▶ _Exercise_: From the listing below, extract every line in which the word "this" appears.

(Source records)

** BEGIN **

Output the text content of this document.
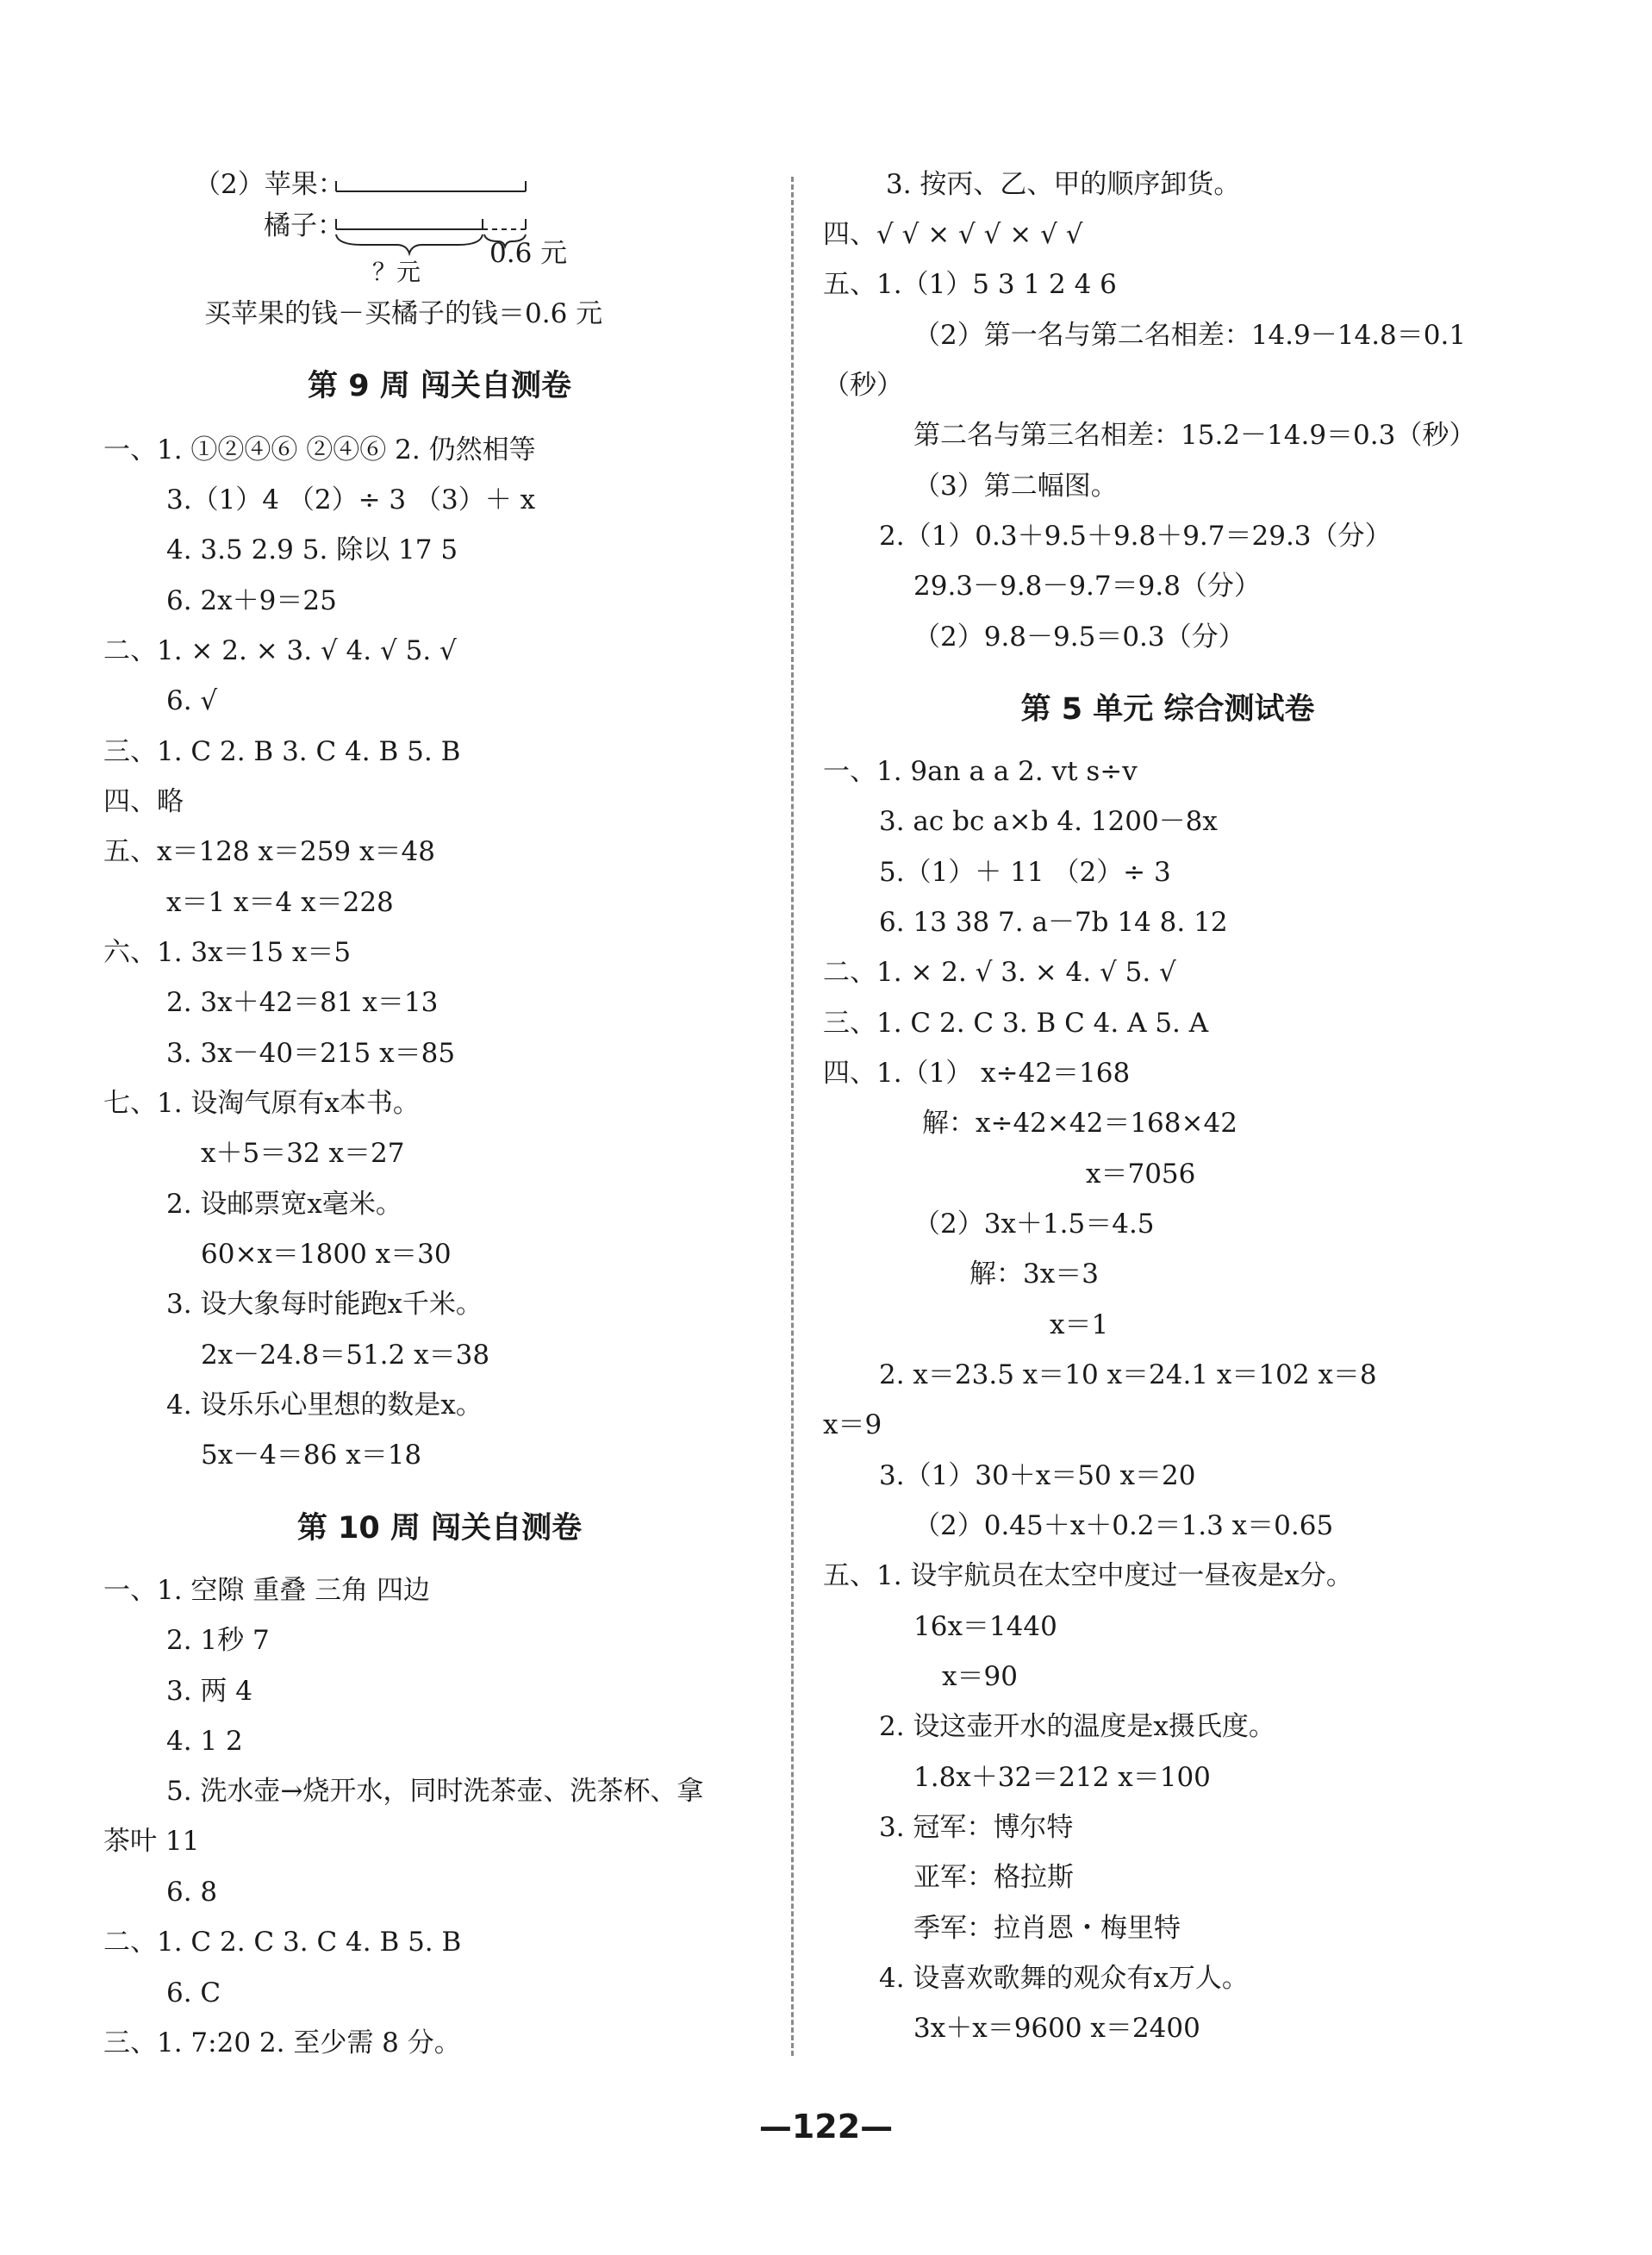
（2）苹果：
橘子：
？元
0.6 元
买苹果的钱－买橘子的钱＝0.6 元
第 9 周 闯关自测卷
一、1. ①②④⑥ ②④⑥ 2. 仍然相等
3.（1）4 （2）÷ 3 （3）＋ x
4. 3.5 2.9 5. 除以 17 5
6. 2x＋9＝25
二、1. × 2. × 3. √ 4. √ 5. √
6. √
三、1. C 2. B 3. C 4. B 5. B
四、略
五、x＝128 x＝259 x＝48
x＝1 x＝4 x＝228
六、1. 3x＝15 x＝5
2. 3x＋42＝81 x＝13
3. 3x－40＝215 x＝85
七、1. 设淘气原有x本书。
x＋5＝32 x＝27
2. 设邮票宽x毫米。
60×x＝1800 x＝30
3. 设大象每时能跑x千米。
2x－24.8＝51.2 x＝38
4. 设乐乐心里想的数是x。
5x－4＝86 x＝18
第 10 周 闯关自测卷
一、1. 空隙 重叠 三角 四边
2. 1秒 7
3. 两 4
4. 1 2
5. 洗水壶→烧开水，同时洗茶壶、洗茶杯、拿
茶叶 11
6. 8
二、1. C 2. C 3. C 4. B 5. B
6. C
三、1. 7:20 2. 至少需 8 分。
3. 按丙、乙、甲的顺序卸货。
四、√ √ × √ √ × √ √
五、1.（1）5 3 1 2 4 6
（2）第一名与第二名相差：14.9－14.8＝0.1
（秒）
第二名与第三名相差：15.2－14.9＝0.3（秒）
（3）第二幅图。
2.（1）0.3＋9.5＋9.8＋9.7＝29.3（分）
29.3－9.8－9.7＝9.8（分）
（2）9.8－9.5＝0.3（分）
第 5 单元 综合测试卷
一、1. 9an a a 2. vt s÷v
3. ac bc a×b 4. 1200－8x
5.（1）＋ 11 （2）÷ 3
6. 13 38 7. a－7b 14 8. 12
二、1. × 2. √ 3. × 4. √ 5. √
三、1. C 2. C 3. B C 4. A 5. A
四、1.（1） x÷42＝168
解：x÷42×42＝168×42
x＝7056
（2）3x＋1.5＝4.5
解：3x＝3
x＝1
2. x＝23.5 x＝10 x＝24.1 x＝102 x＝8
x＝9
3.（1）30＋x＝50 x＝20
（2）0.45＋x＋0.2＝1.3 x＝0.65
五、1. 设宇航员在太空中度过一昼夜是x分。
16x＝1440
x＝90
2. 设这壶开水的温度是x摄氏度。
1.8x＋32＝212 x＝100
3. 冠军：博尔特
亚军：格拉斯
季军：拉肖恩・梅里特
4. 设喜欢歌舞的观众有x万人。
3x＋x＝9600 x＝2400
—122—
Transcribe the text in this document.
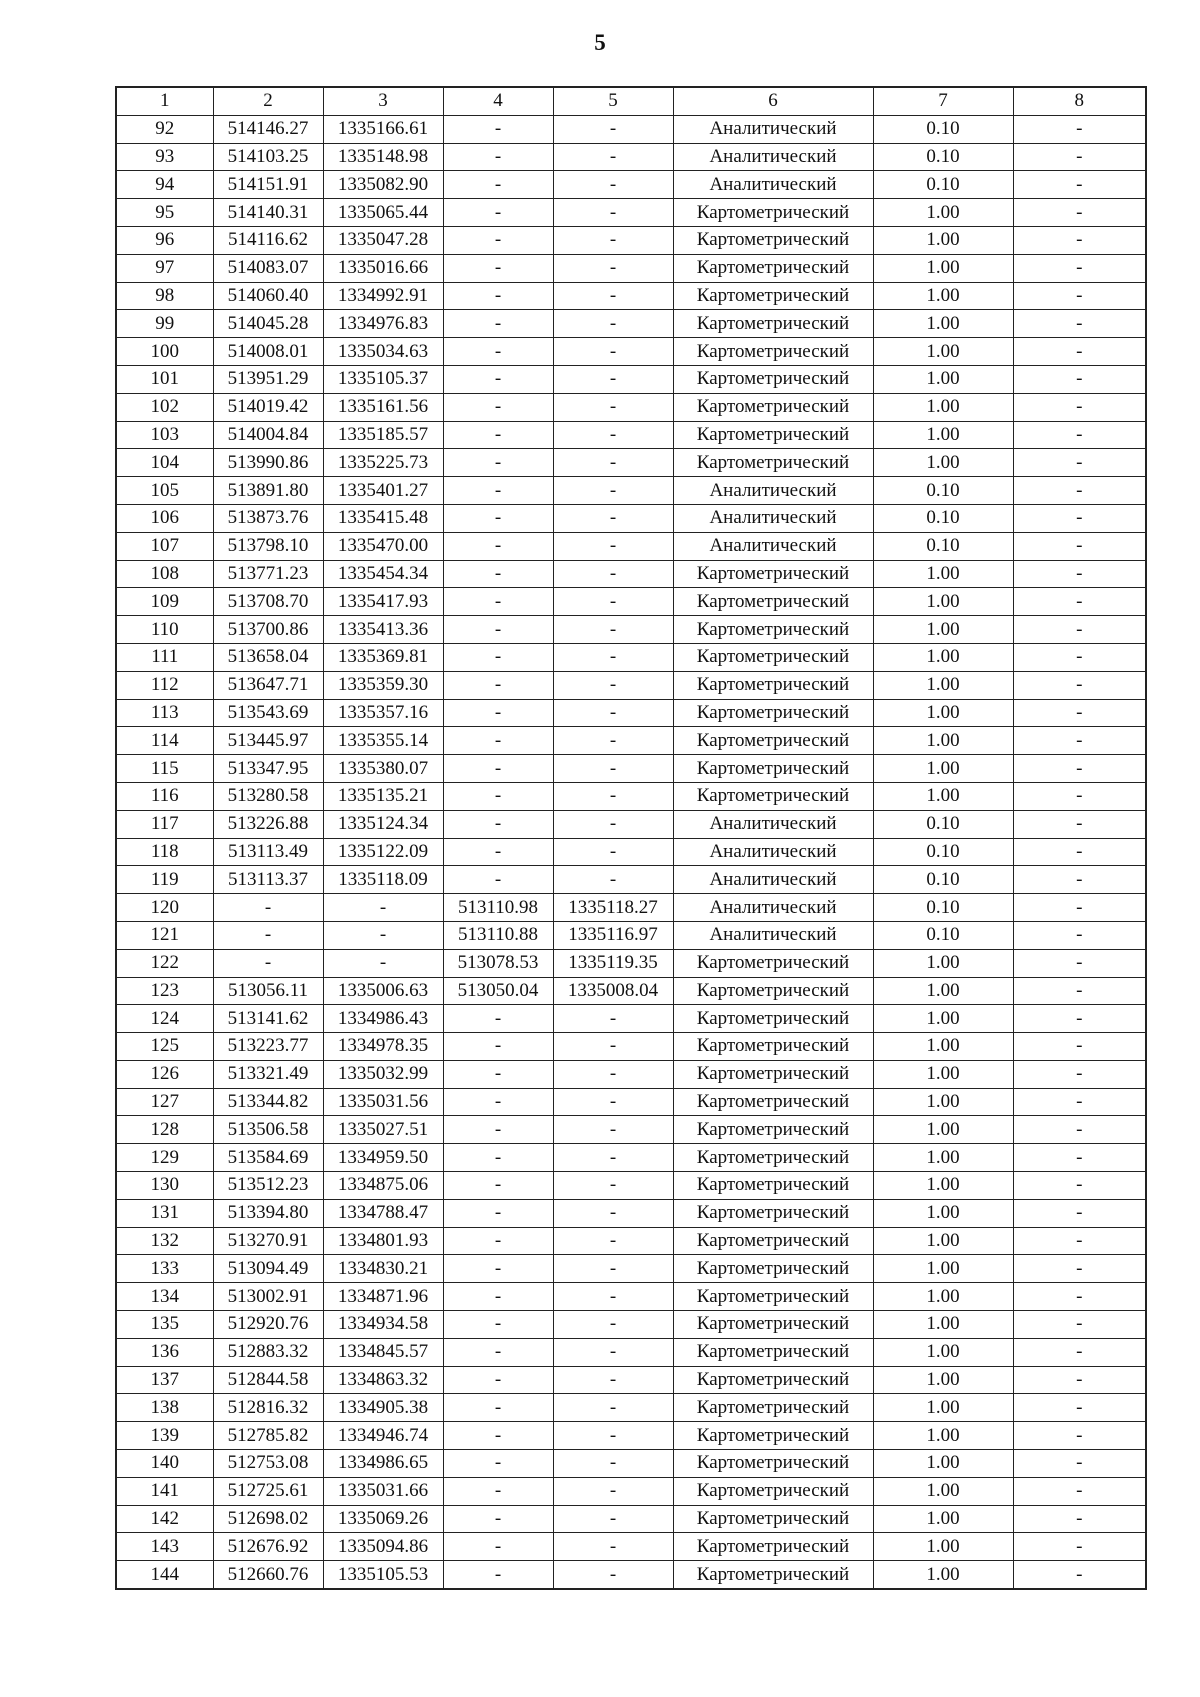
5
1	2	3	4	5	6	7	8
92	514146.27	1335166.61	-	-	Аналитический	0.10	-
93	514103.25	1335148.98	-	-	Аналитический	0.10	-
94	514151.91	1335082.90	-	-	Аналитический	0.10	-
95	514140.31	1335065.44	-	-	Картометрический	1.00	-
96	514116.62	1335047.28	-	-	Картометрический	1.00	-
97	514083.07	1335016.66	-	-	Картометрический	1.00	-
98	514060.40	1334992.91	-	-	Картометрический	1.00	-
99	514045.28	1334976.83	-	-	Картометрический	1.00	-
100	514008.01	1335034.63	-	-	Картометрический	1.00	-
101	513951.29	1335105.37	-	-	Картометрический	1.00	-
102	514019.42	1335161.56	-	-	Картометрический	1.00	-
103	514004.84	1335185.57	-	-	Картометрический	1.00	-
104	513990.86	1335225.73	-	-	Картометрический	1.00	-
105	513891.80	1335401.27	-	-	Аналитический	0.10	-
106	513873.76	1335415.48	-	-	Аналитический	0.10	-
107	513798.10	1335470.00	-	-	Аналитический	0.10	-
108	513771.23	1335454.34	-	-	Картометрический	1.00	-
109	513708.70	1335417.93	-	-	Картометрический	1.00	-
110	513700.86	1335413.36	-	-	Картометрический	1.00	-
111	513658.04	1335369.81	-	-	Картометрический	1.00	-
112	513647.71	1335359.30	-	-	Картометрический	1.00	-
113	513543.69	1335357.16	-	-	Картометрический	1.00	-
114	513445.97	1335355.14	-	-	Картометрический	1.00	-
115	513347.95	1335380.07	-	-	Картометрический	1.00	-
116	513280.58	1335135.21	-	-	Картометрический	1.00	-
117	513226.88	1335124.34	-	-	Аналитический	0.10	-
118	513113.49	1335122.09	-	-	Аналитический	0.10	-
119	513113.37	1335118.09	-	-	Аналитический	0.10	-
120	-	-	513110.98	1335118.27	Аналитический	0.10	-
121	-	-	513110.88	1335116.97	Аналитический	0.10	-
122	-	-	513078.53	1335119.35	Картометрический	1.00	-
123	513056.11	1335006.63	513050.04	1335008.04	Картометрический	1.00	-
124	513141.62	1334986.43	-	-	Картометрический	1.00	-
125	513223.77	1334978.35	-	-	Картометрический	1.00	-
126	513321.49	1335032.99	-	-	Картометрический	1.00	-
127	513344.82	1335031.56	-	-	Картометрический	1.00	-
128	513506.58	1335027.51	-	-	Картометрический	1.00	-
129	513584.69	1334959.50	-	-	Картометрический	1.00	-
130	513512.23	1334875.06	-	-	Картометрический	1.00	-
131	513394.80	1334788.47	-	-	Картометрический	1.00	-
132	513270.91	1334801.93	-	-	Картометрический	1.00	-
133	513094.49	1334830.21	-	-	Картометрический	1.00	-
134	513002.91	1334871.96	-	-	Картометрический	1.00	-
135	512920.76	1334934.58	-	-	Картометрический	1.00	-
136	512883.32	1334845.57	-	-	Картометрический	1.00	-
137	512844.58	1334863.32	-	-	Картометрический	1.00	-
138	512816.32	1334905.38	-	-	Картометрический	1.00	-
139	512785.82	1334946.74	-	-	Картометрический	1.00	-
140	512753.08	1334986.65	-	-	Картометрический	1.00	-
141	512725.61	1335031.66	-	-	Картометрический	1.00	-
142	512698.02	1335069.26	-	-	Картометрический	1.00	-
143	512676.92	1335094.86	-	-	Картометрический	1.00	-
144	512660.76	1335105.53	-	-	Картометрический	1.00	-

** END **

▶ _Answer for the task_:
Output the text content of this document.
Transcribe the text in this document.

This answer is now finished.